** START OF Record extracts **

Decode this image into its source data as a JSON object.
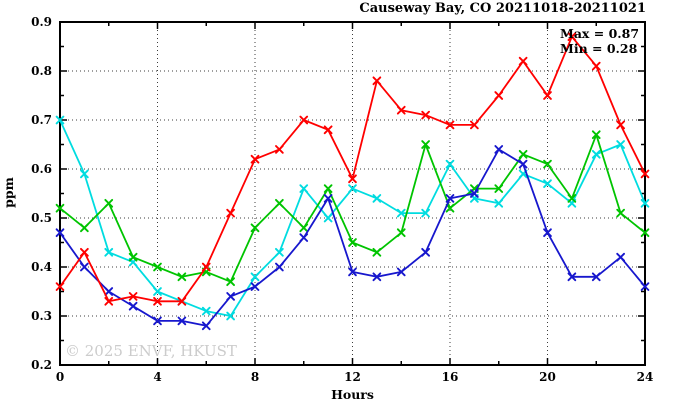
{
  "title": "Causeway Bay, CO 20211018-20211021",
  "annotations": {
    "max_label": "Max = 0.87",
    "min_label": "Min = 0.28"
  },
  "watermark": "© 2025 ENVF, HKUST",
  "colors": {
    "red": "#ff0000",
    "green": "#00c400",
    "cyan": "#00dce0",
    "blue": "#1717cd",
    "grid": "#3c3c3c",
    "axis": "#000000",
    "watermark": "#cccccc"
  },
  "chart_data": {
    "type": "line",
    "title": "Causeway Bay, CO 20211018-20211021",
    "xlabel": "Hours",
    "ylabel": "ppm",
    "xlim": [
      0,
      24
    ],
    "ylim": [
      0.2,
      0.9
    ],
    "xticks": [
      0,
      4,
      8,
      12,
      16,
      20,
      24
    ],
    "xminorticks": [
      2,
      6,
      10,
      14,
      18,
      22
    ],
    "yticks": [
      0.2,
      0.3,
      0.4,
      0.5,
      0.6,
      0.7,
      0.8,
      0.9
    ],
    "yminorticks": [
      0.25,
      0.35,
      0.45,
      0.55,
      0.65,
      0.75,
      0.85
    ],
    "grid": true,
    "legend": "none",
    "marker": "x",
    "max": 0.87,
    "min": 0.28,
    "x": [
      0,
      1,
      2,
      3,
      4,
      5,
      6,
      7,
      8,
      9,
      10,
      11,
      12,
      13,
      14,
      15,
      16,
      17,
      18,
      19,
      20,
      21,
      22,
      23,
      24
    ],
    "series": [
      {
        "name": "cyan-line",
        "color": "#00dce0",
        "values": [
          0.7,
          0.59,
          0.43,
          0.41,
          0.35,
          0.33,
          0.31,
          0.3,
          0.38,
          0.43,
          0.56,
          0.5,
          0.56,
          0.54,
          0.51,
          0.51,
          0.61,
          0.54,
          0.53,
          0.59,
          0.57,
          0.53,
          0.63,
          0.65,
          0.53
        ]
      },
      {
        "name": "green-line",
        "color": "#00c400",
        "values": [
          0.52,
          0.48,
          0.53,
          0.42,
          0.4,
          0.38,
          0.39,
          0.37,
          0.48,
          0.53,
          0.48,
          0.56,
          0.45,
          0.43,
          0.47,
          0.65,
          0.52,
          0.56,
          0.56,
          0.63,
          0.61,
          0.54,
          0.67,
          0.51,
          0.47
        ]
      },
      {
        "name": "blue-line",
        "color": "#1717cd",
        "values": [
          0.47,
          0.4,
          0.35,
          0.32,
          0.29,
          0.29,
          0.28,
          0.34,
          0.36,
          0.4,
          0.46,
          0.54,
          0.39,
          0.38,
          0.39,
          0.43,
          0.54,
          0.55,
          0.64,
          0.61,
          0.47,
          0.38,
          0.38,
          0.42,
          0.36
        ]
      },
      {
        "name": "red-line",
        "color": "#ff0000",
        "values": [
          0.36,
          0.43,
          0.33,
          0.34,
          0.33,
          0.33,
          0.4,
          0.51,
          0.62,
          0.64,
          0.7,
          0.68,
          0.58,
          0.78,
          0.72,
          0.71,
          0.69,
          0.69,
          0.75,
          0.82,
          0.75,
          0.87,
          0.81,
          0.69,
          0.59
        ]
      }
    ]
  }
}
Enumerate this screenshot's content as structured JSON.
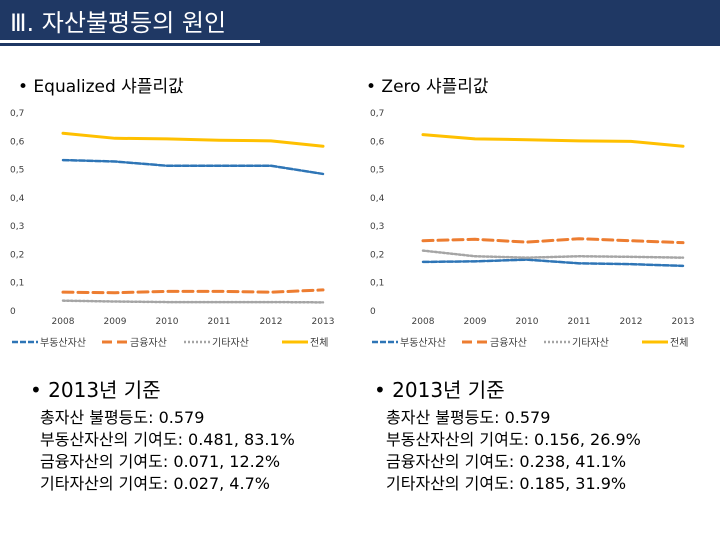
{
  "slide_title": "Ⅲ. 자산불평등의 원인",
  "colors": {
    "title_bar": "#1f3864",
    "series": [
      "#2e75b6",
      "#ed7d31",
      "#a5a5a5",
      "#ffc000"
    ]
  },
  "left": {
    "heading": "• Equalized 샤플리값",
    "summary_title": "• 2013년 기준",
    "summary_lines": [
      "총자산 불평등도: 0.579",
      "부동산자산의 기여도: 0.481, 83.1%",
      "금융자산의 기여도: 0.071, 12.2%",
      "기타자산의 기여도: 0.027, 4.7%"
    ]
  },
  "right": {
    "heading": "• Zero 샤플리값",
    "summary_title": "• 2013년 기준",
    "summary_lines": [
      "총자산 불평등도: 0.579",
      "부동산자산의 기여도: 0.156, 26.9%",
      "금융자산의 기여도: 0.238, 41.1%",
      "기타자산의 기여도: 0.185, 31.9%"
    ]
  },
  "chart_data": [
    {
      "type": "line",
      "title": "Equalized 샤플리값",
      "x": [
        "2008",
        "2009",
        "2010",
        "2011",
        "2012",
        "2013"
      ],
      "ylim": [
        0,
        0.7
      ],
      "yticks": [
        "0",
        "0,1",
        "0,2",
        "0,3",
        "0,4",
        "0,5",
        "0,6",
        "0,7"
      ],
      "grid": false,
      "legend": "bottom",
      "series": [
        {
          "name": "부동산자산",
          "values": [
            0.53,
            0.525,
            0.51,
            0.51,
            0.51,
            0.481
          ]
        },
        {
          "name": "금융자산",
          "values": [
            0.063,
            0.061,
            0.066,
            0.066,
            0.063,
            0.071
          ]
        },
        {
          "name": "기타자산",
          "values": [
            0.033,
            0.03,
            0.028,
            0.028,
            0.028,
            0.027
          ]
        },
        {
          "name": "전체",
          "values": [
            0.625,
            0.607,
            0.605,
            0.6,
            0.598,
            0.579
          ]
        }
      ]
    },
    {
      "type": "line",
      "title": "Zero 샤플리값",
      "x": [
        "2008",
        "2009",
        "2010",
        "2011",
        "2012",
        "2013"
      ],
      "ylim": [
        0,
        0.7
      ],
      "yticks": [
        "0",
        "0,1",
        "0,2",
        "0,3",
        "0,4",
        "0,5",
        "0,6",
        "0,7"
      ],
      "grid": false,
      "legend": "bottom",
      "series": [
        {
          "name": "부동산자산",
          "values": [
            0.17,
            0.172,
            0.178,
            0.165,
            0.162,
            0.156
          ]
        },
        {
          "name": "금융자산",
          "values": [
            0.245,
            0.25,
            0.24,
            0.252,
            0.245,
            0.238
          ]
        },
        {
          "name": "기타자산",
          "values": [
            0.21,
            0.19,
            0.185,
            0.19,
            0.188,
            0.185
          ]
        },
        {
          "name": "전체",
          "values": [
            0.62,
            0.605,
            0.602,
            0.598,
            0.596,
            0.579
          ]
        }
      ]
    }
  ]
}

** END OF Record extracts **
** START OF Record extracts **

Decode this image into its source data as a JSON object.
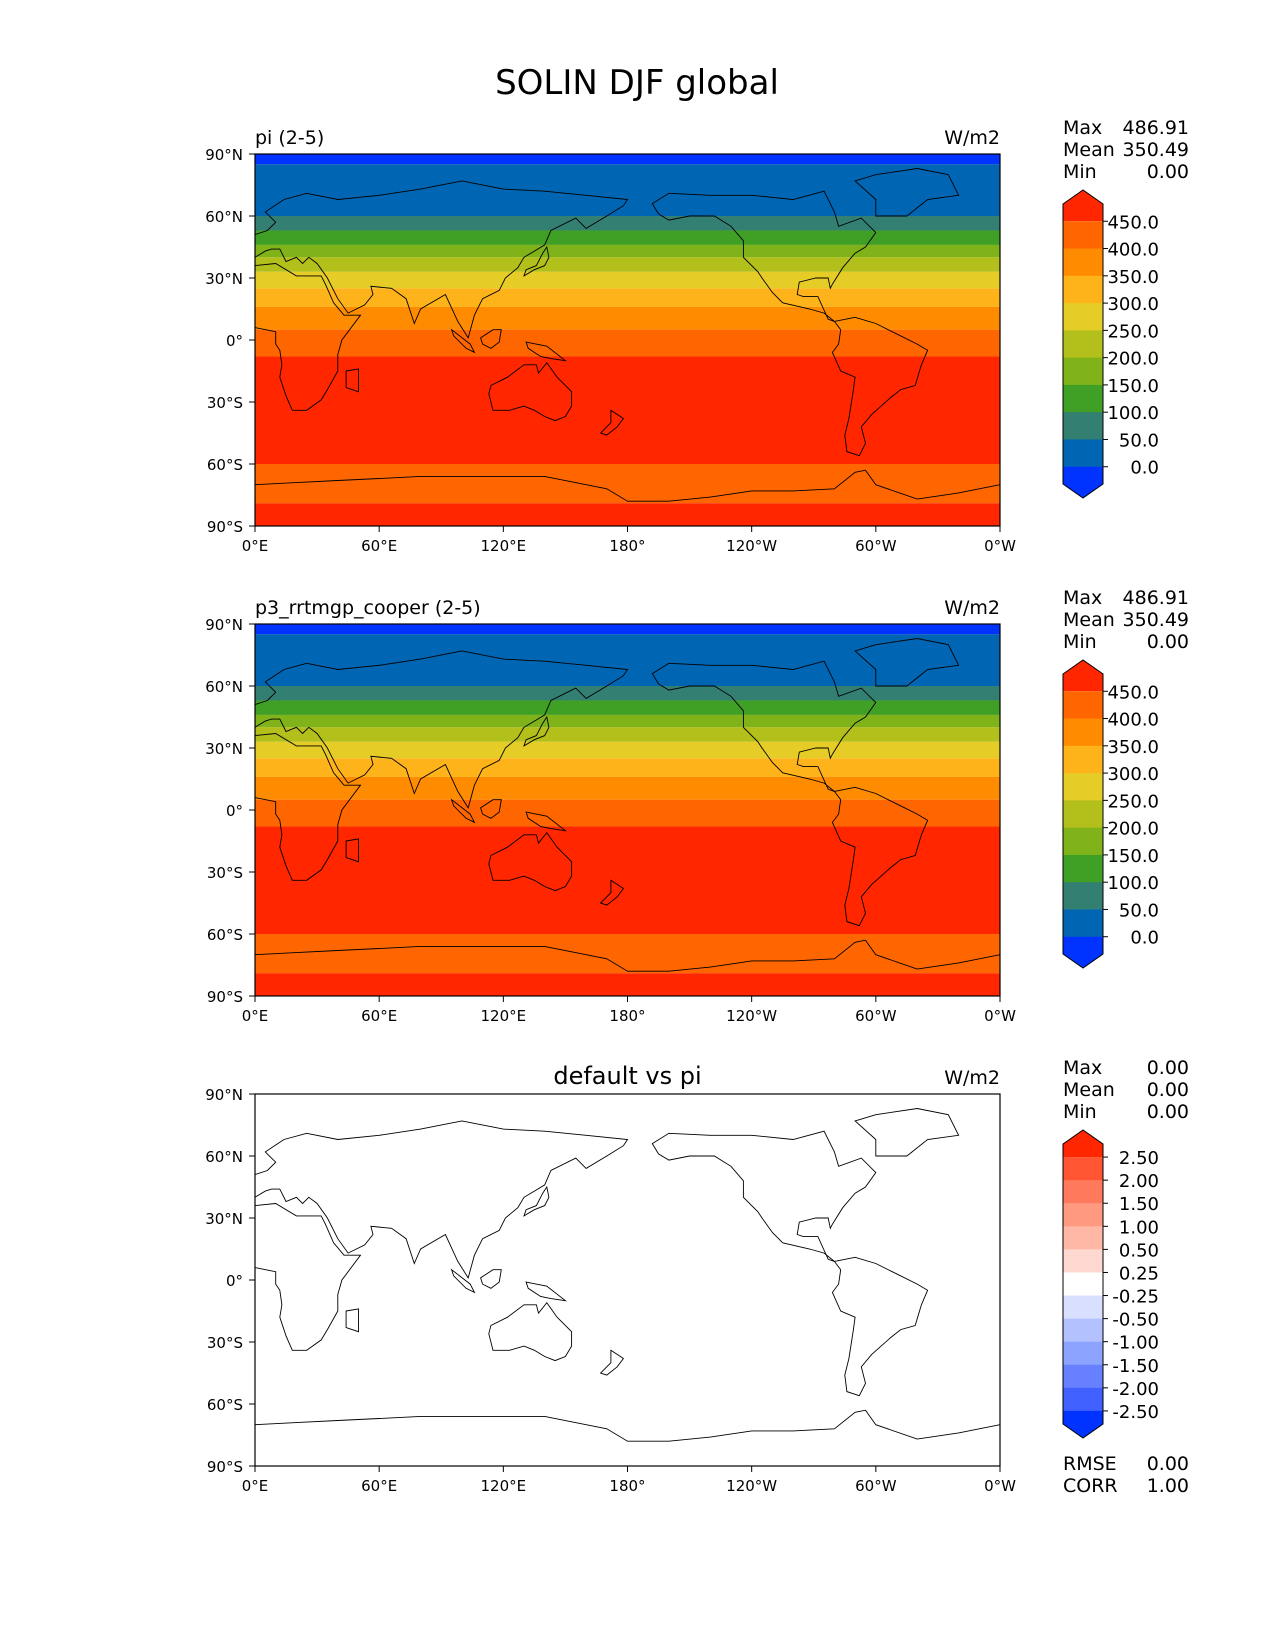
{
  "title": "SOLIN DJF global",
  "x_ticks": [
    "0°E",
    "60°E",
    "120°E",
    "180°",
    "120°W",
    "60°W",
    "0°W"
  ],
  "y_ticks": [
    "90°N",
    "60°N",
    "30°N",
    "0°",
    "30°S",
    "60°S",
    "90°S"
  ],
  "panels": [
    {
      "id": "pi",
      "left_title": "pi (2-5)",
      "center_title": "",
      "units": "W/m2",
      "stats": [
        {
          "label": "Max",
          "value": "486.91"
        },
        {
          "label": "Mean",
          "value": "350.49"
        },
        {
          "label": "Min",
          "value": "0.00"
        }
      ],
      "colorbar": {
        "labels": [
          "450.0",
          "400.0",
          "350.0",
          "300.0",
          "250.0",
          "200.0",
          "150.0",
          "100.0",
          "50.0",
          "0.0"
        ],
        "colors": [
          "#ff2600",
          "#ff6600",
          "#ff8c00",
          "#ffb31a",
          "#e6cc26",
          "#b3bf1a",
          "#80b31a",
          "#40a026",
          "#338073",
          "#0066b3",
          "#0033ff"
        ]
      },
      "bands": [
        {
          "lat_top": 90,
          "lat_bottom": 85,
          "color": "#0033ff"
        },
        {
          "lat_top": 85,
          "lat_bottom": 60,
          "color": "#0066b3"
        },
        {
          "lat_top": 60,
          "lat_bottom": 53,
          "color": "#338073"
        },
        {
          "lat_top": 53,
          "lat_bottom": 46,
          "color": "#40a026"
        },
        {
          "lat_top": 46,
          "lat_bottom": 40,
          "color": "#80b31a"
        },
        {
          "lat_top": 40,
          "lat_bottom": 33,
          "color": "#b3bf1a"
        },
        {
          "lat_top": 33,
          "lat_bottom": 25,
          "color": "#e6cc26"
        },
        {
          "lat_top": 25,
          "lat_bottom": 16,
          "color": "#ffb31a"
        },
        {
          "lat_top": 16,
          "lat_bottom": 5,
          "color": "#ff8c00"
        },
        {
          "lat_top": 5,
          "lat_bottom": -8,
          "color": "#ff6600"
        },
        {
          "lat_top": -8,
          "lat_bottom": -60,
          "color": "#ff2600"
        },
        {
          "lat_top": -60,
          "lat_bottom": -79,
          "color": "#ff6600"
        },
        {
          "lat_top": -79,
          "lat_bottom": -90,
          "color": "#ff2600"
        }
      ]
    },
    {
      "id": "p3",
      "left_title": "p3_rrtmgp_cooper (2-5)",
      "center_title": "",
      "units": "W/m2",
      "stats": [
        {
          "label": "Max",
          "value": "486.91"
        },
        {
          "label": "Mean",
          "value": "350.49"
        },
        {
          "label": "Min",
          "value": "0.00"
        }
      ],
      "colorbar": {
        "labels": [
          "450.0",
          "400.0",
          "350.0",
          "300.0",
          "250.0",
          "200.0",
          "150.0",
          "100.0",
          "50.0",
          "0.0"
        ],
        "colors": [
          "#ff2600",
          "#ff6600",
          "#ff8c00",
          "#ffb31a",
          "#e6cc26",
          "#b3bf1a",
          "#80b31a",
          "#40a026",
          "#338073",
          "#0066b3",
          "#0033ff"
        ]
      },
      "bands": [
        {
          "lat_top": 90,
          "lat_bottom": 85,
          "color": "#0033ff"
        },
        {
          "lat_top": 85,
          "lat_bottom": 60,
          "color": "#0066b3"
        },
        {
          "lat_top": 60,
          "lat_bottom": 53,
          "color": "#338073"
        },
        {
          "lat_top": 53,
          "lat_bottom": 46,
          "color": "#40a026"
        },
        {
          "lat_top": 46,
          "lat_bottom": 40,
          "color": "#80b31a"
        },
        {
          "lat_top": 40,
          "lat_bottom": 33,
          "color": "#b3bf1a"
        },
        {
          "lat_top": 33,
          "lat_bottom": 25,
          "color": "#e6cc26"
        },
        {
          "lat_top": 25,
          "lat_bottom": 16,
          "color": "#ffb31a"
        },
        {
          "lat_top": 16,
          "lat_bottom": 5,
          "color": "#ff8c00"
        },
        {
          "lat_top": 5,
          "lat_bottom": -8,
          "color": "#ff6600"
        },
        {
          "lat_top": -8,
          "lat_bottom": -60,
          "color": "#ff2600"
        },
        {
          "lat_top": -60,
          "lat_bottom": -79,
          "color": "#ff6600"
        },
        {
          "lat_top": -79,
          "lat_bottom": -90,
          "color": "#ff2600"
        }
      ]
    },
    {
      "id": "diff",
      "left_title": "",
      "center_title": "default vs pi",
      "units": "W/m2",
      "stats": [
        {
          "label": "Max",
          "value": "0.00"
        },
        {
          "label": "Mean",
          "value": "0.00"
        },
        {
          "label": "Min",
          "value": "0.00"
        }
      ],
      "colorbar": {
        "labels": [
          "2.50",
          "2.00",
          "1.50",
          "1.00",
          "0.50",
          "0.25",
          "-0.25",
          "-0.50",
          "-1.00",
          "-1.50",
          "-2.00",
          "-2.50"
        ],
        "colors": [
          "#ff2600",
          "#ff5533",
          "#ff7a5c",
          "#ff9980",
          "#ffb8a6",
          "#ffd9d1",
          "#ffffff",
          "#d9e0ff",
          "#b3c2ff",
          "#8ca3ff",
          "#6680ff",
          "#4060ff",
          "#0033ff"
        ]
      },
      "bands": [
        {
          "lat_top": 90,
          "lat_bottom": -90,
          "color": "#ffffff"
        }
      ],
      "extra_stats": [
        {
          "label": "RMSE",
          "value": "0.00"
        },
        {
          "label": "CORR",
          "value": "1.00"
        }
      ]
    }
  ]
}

** END OF Record extracts **

Direction:
Pull out every line above that holds the word "watermark".

Task result:
  "watermark": "© 2025 ENVF, HKUST",
    "watermark": "#cccccc"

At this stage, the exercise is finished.